Exercise aim: Restate the records below word for word.

[Data listing]
--- start ---
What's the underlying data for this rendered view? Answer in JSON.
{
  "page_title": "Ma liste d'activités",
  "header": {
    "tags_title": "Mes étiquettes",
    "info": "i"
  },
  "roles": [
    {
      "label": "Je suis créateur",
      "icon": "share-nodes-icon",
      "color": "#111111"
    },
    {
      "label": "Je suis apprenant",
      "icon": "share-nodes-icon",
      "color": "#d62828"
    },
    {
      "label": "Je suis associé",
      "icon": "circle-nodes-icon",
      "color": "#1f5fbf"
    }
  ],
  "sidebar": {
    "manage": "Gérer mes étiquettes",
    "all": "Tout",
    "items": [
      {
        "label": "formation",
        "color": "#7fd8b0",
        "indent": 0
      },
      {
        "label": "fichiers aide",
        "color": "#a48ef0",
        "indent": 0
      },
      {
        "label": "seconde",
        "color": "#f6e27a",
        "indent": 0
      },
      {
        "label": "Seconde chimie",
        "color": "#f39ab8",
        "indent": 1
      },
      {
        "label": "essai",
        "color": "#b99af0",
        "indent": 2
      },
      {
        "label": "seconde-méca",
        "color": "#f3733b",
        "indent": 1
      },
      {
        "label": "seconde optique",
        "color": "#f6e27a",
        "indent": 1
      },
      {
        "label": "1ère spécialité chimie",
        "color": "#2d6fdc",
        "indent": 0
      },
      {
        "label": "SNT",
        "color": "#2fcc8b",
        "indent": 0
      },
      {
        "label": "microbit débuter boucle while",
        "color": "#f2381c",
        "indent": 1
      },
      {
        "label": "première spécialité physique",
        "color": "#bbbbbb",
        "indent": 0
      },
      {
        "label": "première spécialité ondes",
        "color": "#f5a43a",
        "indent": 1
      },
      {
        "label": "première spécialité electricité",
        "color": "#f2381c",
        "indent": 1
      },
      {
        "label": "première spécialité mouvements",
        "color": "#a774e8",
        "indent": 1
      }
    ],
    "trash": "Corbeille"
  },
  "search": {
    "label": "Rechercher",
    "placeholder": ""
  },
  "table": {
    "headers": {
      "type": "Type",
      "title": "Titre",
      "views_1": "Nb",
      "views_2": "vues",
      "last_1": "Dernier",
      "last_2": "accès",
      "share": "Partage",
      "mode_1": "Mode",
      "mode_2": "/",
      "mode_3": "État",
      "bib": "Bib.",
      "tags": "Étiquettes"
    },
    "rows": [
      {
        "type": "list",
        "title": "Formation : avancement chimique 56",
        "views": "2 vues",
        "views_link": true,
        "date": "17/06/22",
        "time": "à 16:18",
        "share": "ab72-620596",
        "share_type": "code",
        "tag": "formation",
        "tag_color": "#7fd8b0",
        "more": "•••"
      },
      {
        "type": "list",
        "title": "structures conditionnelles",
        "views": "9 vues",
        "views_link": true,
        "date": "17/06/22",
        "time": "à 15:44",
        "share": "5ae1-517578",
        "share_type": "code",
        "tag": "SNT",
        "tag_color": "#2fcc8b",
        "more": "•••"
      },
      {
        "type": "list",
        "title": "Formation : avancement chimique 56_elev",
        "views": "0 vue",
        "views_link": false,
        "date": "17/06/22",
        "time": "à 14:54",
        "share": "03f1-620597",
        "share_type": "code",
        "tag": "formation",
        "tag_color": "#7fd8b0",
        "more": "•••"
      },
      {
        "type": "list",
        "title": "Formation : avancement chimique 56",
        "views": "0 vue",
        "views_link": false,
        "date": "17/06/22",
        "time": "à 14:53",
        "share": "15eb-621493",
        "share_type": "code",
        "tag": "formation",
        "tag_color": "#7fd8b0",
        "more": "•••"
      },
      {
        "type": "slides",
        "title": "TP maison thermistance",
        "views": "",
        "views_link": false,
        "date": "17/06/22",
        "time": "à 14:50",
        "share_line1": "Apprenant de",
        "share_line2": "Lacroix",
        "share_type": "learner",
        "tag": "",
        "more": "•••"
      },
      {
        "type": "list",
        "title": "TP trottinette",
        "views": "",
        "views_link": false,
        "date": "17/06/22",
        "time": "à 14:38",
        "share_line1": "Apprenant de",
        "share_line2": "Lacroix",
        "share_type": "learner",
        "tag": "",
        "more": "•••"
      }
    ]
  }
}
--- end ---
Answer for the task:
What's the underlying data for this rendered view? Answer in JSON.
{
  "page_title": "Ma liste d'activités",
  "header": {
    "tags_title": "Mes étiquettes",
    "info": "i"
  },
  "roles": [
    {
      "label": "Je suis créateur",
      "icon": "share-nodes-icon",
      "color": "#111111"
    },
    {
      "label": "Je suis apprenant",
      "icon": "share-nodes-icon",
      "color": "#d62828"
    },
    {
      "label": "Je suis associé",
      "icon": "circle-nodes-icon",
      "color": "#1f5fbf"
    }
  ],
  "sidebar": {
    "manage": "Gérer mes étiquettes",
    "all": "Tout",
    "items": [
      {
        "label": "formation",
        "color": "#7fd8b0",
        "indent": 0
      },
      {
        "label": "fichiers aide",
        "color": "#a48ef0",
        "indent": 0
      },
      {
        "label": "seconde",
        "color": "#f6e27a",
        "indent": 0
      },
      {
        "label": "Seconde chimie",
        "color": "#f39ab8",
        "indent": 1
      },
      {
        "label": "essai",
        "color": "#b99af0",
        "indent": 2
      },
      {
        "label": "seconde-méca",
        "color": "#f3733b",
        "indent": 1
      },
      {
        "label": "seconde optique",
        "color": "#f6e27a",
        "indent": 1
      },
      {
        "label": "1ère spécialité chimie",
        "color": "#2d6fdc",
        "indent": 0
      },
      {
        "label": "SNT",
        "color": "#2fcc8b",
        "indent": 0
      },
      {
        "label": "microbit débuter boucle while",
        "color": "#f2381c",
        "indent": 1
      },
      {
        "label": "première spécialité physique",
        "color": "#bbbbbb",
        "indent": 0
      },
      {
        "label": "première spécialité ondes",
        "color": "#f5a43a",
        "indent": 1
      },
      {
        "label": "première spécialité electricité",
        "color": "#f2381c",
        "indent": 1
      },
      {
        "label": "première spécialité mouvements",
        "color": "#a774e8",
        "indent": 1
      }
    ],
    "trash": "Corbeille"
  },
  "search": {
    "label": "Rechercher",
    "placeholder": ""
  },
  "table": {
    "headers": {
      "type": "Type",
      "title": "Titre",
      "views_1": "Nb",
      "views_2": "vues",
      "last_1": "Dernier",
      "last_2": "accès",
      "share": "Partage",
      "mode_1": "Mode",
      "mode_2": "/",
      "mode_3": "État",
      "bib": "Bib.",
      "tags": "Étiquettes"
    },
    "rows": [
      {
        "type": "list",
        "title": "Formation : avancement chimique 56",
        "views": "2 vues",
        "views_link": true,
        "date": "17/06/22",
        "time": "à 16:18",
        "share": "ab72-620596",
        "share_type": "code",
        "tag": "formation",
        "tag_color": "#7fd8b0",
        "more": "•••"
      },
      {
        "type": "list",
        "title": "structures conditionnelles",
        "views": "9 vues",
        "views_link": true,
        "date": "17/06/22",
        "time": "à 15:44",
        "share": "5ae1-517578",
        "share_type": "code",
        "tag": "SNT",
        "tag_color": "#2fcc8b",
        "more": "•••"
      },
      {
        "type": "list",
        "title": "Formation : avancement chimique 56_elev",
        "views": "0 vue",
        "views_link": false,
        "date": "17/06/22",
        "time": "à 14:54",
        "share": "03f1-620597",
        "share_type": "code",
        "tag": "formation",
        "tag_color": "#7fd8b0",
        "more": "•••"
      },
      {
        "type": "list",
        "title": "Formation : avancement chimique 56",
        "views": "0 vue",
        "views_link": false,
        "date": "17/06/22",
        "time": "à 14:53",
        "share": "15eb-621493",
        "share_type": "code",
        "tag": "formation",
        "tag_color": "#7fd8b0",
        "more": "•••"
      },
      {
        "type": "slides",
        "title": "TP maison thermistance",
        "views": "",
        "views_link": false,
        "date": "17/06/22",
        "time": "à 14:50",
        "share_line1": "Apprenant de",
        "share_line2": "Lacroix",
        "share_type": "learner",
        "tag": "",
        "more": "•••"
      },
      {
        "type": "list",
        "title": "TP trottinette",
        "views": "",
        "views_link": false,
        "date": "17/06/22",
        "time": "à 14:38",
        "share_line1": "Apprenant de",
        "share_line2": "Lacroix",
        "share_type": "learner",
        "tag": "",
        "more": "•••"
      }
    ]
  }
}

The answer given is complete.